───── DATASET ROWS ─────

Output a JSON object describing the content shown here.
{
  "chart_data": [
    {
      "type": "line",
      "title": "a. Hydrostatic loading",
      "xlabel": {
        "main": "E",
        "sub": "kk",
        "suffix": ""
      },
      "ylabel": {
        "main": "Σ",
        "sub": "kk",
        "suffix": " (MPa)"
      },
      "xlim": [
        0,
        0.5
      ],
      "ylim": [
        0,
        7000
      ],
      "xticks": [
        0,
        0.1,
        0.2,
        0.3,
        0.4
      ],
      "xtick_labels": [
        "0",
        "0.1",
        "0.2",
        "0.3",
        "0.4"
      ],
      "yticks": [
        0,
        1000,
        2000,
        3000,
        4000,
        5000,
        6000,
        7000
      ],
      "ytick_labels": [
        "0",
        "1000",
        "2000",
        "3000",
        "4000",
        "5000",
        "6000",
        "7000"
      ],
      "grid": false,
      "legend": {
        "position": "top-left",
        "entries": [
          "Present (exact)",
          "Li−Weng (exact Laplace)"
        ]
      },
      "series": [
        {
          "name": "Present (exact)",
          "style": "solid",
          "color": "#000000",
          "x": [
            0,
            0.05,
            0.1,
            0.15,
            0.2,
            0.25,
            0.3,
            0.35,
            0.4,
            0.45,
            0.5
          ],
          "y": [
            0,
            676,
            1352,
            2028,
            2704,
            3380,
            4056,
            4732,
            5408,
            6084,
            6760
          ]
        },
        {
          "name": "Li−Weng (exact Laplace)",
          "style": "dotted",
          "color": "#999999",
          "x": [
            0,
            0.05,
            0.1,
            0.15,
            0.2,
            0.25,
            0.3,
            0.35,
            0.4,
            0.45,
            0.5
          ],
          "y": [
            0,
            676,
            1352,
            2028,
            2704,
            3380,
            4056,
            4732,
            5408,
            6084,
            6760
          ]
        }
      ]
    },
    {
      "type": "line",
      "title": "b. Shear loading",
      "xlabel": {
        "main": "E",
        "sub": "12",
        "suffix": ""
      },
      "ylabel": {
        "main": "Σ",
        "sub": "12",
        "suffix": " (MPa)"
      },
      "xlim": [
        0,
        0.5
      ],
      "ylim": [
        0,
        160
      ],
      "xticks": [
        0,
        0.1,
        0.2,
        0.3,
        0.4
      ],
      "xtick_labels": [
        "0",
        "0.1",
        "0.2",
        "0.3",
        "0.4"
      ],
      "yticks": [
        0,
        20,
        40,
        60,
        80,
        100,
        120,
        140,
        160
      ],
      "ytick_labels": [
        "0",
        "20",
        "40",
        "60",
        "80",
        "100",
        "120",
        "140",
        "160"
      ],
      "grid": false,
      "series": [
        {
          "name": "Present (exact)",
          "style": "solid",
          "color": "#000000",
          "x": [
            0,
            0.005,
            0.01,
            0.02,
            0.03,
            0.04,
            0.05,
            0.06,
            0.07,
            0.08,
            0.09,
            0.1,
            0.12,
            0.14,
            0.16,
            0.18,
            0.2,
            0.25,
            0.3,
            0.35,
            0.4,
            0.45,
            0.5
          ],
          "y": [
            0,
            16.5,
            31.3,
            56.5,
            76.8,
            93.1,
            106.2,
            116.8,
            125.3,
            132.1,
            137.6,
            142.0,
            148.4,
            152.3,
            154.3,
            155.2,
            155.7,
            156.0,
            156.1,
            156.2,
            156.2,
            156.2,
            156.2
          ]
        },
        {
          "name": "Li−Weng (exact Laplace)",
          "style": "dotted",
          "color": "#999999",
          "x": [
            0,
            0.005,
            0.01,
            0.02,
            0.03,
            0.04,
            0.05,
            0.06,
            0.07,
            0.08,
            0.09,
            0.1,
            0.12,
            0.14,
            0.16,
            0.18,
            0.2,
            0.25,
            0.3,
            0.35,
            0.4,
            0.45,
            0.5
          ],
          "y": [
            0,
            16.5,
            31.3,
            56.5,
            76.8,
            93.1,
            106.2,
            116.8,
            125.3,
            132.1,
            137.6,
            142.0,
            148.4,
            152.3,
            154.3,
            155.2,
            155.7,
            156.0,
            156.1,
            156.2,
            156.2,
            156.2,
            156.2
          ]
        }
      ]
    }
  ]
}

─────

WHAT YOU HAVE TO DO - Give back each line above precisely as it stands.

ANSWER FOR THIS EXERCISE -
Output a JSON object describing the content shown here.
{
  "chart_data": [
    {
      "type": "line",
      "title": "a. Hydrostatic loading",
      "xlabel": {
        "main": "E",
        "sub": "kk",
        "suffix": ""
      },
      "ylabel": {
        "main": "Σ",
        "sub": "kk",
        "suffix": " (MPa)"
      },
      "xlim": [
        0,
        0.5
      ],
      "ylim": [
        0,
        7000
      ],
      "xticks": [
        0,
        0.1,
        0.2,
        0.3,
        0.4
      ],
      "xtick_labels": [
        "0",
        "0.1",
        "0.2",
        "0.3",
        "0.4"
      ],
      "yticks": [
        0,
        1000,
        2000,
        3000,
        4000,
        5000,
        6000,
        7000
      ],
      "ytick_labels": [
        "0",
        "1000",
        "2000",
        "3000",
        "4000",
        "5000",
        "6000",
        "7000"
      ],
      "grid": false,
      "legend": {
        "position": "top-left",
        "entries": [
          "Present (exact)",
          "Li−Weng (exact Laplace)"
        ]
      },
      "series": [
        {
          "name": "Present (exact)",
          "style": "solid",
          "color": "#000000",
          "x": [
            0,
            0.05,
            0.1,
            0.15,
            0.2,
            0.25,
            0.3,
            0.35,
            0.4,
            0.45,
            0.5
          ],
          "y": [
            0,
            676,
            1352,
            2028,
            2704,
            3380,
            4056,
            4732,
            5408,
            6084,
            6760
          ]
        },
        {
          "name": "Li−Weng (exact Laplace)",
          "style": "dotted",
          "color": "#999999",
          "x": [
            0,
            0.05,
            0.1,
            0.15,
            0.2,
            0.25,
            0.3,
            0.35,
            0.4,
            0.45,
            0.5
          ],
          "y": [
            0,
            676,
            1352,
            2028,
            2704,
            3380,
            4056,
            4732,
            5408,
            6084,
            6760
          ]
        }
      ]
    },
    {
      "type": "line",
      "title": "b. Shear loading",
      "xlabel": {
        "main": "E",
        "sub": "12",
        "suffix": ""
      },
      "ylabel": {
        "main": "Σ",
        "sub": "12",
        "suffix": " (MPa)"
      },
      "xlim": [
        0,
        0.5
      ],
      "ylim": [
        0,
        160
      ],
      "xticks": [
        0,
        0.1,
        0.2,
        0.3,
        0.4
      ],
      "xtick_labels": [
        "0",
        "0.1",
        "0.2",
        "0.3",
        "0.4"
      ],
      "yticks": [
        0,
        20,
        40,
        60,
        80,
        100,
        120,
        140,
        160
      ],
      "ytick_labels": [
        "0",
        "20",
        "40",
        "60",
        "80",
        "100",
        "120",
        "140",
        "160"
      ],
      "grid": false,
      "series": [
        {
          "name": "Present (exact)",
          "style": "solid",
          "color": "#000000",
          "x": [
            0,
            0.005,
            0.01,
            0.02,
            0.03,
            0.04,
            0.05,
            0.06,
            0.07,
            0.08,
            0.09,
            0.1,
            0.12,
            0.14,
            0.16,
            0.18,
            0.2,
            0.25,
            0.3,
            0.35,
            0.4,
            0.45,
            0.5
          ],
          "y": [
            0,
            16.5,
            31.3,
            56.5,
            76.8,
            93.1,
            106.2,
            116.8,
            125.3,
            132.1,
            137.6,
            142.0,
            148.4,
            152.3,
            154.3,
            155.2,
            155.7,
            156.0,
            156.1,
            156.2,
            156.2,
            156.2,
            156.2
          ]
        },
        {
          "name": "Li−Weng (exact Laplace)",
          "style": "dotted",
          "color": "#999999",
          "x": [
            0,
            0.005,
            0.01,
            0.02,
            0.03,
            0.04,
            0.05,
            0.06,
            0.07,
            0.08,
            0.09,
            0.1,
            0.12,
            0.14,
            0.16,
            0.18,
            0.2,
            0.25,
            0.3,
            0.35,
            0.4,
            0.45,
            0.5
          ],
          "y": [
            0,
            16.5,
            31.3,
            56.5,
            76.8,
            93.1,
            106.2,
            116.8,
            125.3,
            132.1,
            137.6,
            142.0,
            148.4,
            152.3,
            154.3,
            155.2,
            155.7,
            156.0,
            156.1,
            156.2,
            156.2,
            156.2,
            156.2
          ]
        }
      ]
    }
  ]
}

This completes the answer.